:: Excerpted records ::
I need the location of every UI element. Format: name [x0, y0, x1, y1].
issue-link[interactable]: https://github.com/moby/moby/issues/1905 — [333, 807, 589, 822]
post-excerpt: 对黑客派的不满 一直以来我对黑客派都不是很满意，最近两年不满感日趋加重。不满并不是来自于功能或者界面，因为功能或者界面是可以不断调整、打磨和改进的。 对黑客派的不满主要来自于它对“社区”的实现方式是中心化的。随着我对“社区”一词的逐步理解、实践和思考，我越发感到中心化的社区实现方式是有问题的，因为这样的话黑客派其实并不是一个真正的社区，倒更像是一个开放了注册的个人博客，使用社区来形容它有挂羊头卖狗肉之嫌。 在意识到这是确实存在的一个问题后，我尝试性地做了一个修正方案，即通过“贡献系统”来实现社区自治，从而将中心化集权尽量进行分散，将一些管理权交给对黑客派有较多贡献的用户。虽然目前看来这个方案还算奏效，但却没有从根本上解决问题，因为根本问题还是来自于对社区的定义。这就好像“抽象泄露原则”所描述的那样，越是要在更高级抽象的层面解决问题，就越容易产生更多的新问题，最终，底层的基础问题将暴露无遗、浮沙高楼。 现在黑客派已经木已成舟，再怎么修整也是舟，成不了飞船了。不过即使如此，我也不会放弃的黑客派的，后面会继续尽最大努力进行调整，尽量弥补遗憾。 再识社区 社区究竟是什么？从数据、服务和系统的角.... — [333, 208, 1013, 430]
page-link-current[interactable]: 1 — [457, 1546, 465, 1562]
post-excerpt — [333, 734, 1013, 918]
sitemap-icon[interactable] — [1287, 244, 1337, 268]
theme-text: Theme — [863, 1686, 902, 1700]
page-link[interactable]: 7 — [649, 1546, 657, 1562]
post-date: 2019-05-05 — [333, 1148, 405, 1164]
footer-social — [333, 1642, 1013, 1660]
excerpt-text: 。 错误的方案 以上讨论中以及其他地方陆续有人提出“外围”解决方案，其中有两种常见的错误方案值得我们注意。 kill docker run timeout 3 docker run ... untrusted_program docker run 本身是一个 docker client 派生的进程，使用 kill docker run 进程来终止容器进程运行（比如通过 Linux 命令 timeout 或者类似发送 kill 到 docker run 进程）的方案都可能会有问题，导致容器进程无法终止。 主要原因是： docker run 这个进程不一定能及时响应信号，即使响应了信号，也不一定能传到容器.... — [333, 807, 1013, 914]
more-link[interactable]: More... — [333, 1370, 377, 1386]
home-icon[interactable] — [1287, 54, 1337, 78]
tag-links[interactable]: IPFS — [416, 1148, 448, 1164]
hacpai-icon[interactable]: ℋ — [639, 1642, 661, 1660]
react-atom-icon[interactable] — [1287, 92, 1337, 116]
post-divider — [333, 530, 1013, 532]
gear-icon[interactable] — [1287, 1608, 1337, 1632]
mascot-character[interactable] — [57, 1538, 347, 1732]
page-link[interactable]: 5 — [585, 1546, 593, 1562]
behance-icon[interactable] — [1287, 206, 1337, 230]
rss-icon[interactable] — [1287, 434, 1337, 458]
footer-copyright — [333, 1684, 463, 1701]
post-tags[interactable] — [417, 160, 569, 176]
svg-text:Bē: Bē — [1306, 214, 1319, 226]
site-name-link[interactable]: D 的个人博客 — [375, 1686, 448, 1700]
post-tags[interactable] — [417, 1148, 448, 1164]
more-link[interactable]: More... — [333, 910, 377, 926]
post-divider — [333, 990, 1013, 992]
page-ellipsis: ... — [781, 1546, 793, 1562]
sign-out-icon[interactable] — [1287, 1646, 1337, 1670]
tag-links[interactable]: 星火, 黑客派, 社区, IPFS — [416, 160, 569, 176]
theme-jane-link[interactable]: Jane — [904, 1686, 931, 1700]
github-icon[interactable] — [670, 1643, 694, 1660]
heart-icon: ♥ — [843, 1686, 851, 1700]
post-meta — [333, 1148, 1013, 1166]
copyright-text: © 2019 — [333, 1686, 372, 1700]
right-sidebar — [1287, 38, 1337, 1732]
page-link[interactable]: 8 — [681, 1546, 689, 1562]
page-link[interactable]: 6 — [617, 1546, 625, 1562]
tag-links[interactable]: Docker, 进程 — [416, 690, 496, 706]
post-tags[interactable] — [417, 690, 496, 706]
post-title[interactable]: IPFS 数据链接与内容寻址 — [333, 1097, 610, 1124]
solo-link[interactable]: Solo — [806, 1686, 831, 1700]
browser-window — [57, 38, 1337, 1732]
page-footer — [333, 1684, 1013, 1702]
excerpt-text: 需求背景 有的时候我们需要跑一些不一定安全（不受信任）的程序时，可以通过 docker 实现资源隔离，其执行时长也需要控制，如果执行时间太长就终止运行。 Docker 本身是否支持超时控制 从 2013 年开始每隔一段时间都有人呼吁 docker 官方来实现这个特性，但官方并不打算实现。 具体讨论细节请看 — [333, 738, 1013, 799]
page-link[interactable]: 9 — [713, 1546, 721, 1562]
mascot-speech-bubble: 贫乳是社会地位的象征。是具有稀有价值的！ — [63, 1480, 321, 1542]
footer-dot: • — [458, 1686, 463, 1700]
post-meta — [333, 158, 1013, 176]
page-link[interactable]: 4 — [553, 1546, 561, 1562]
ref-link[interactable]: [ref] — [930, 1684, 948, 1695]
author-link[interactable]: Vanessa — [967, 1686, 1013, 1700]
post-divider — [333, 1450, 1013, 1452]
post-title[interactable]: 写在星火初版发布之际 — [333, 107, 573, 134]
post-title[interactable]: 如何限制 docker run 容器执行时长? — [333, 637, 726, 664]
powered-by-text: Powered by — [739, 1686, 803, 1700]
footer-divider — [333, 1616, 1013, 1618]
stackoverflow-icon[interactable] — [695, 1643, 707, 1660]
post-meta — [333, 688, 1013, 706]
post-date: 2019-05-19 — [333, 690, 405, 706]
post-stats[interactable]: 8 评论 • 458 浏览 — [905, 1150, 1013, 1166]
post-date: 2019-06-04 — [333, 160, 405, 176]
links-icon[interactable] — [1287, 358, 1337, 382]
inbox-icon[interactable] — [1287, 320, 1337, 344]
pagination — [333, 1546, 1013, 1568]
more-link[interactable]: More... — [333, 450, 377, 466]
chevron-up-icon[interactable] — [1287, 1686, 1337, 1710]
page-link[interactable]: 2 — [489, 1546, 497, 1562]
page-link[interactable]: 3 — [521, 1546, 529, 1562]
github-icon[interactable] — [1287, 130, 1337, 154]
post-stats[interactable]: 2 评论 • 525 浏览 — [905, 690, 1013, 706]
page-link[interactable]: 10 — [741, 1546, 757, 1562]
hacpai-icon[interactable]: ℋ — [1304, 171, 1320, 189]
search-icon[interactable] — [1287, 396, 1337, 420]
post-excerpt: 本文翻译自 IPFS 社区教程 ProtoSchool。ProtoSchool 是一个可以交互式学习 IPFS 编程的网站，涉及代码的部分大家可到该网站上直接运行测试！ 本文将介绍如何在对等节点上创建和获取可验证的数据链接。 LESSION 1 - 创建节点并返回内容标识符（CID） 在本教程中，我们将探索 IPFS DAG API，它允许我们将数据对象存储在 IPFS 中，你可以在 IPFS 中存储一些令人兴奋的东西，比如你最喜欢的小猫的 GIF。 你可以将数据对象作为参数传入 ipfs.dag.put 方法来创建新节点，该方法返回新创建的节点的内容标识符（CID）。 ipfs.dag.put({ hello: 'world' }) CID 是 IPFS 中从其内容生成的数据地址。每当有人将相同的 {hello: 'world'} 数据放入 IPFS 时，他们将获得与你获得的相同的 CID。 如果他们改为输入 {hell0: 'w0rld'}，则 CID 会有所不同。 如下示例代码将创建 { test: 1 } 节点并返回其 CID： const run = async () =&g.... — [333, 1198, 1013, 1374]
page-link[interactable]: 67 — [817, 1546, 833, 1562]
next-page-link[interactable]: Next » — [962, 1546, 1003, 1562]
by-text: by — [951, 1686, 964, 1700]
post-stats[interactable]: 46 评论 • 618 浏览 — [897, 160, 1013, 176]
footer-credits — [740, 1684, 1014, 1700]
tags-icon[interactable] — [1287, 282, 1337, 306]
:::
■ **Written exercise**
State how many lines of the rows above contain the string "mascot", with case counting. Reply with the number alone.

■ **Written solution**
2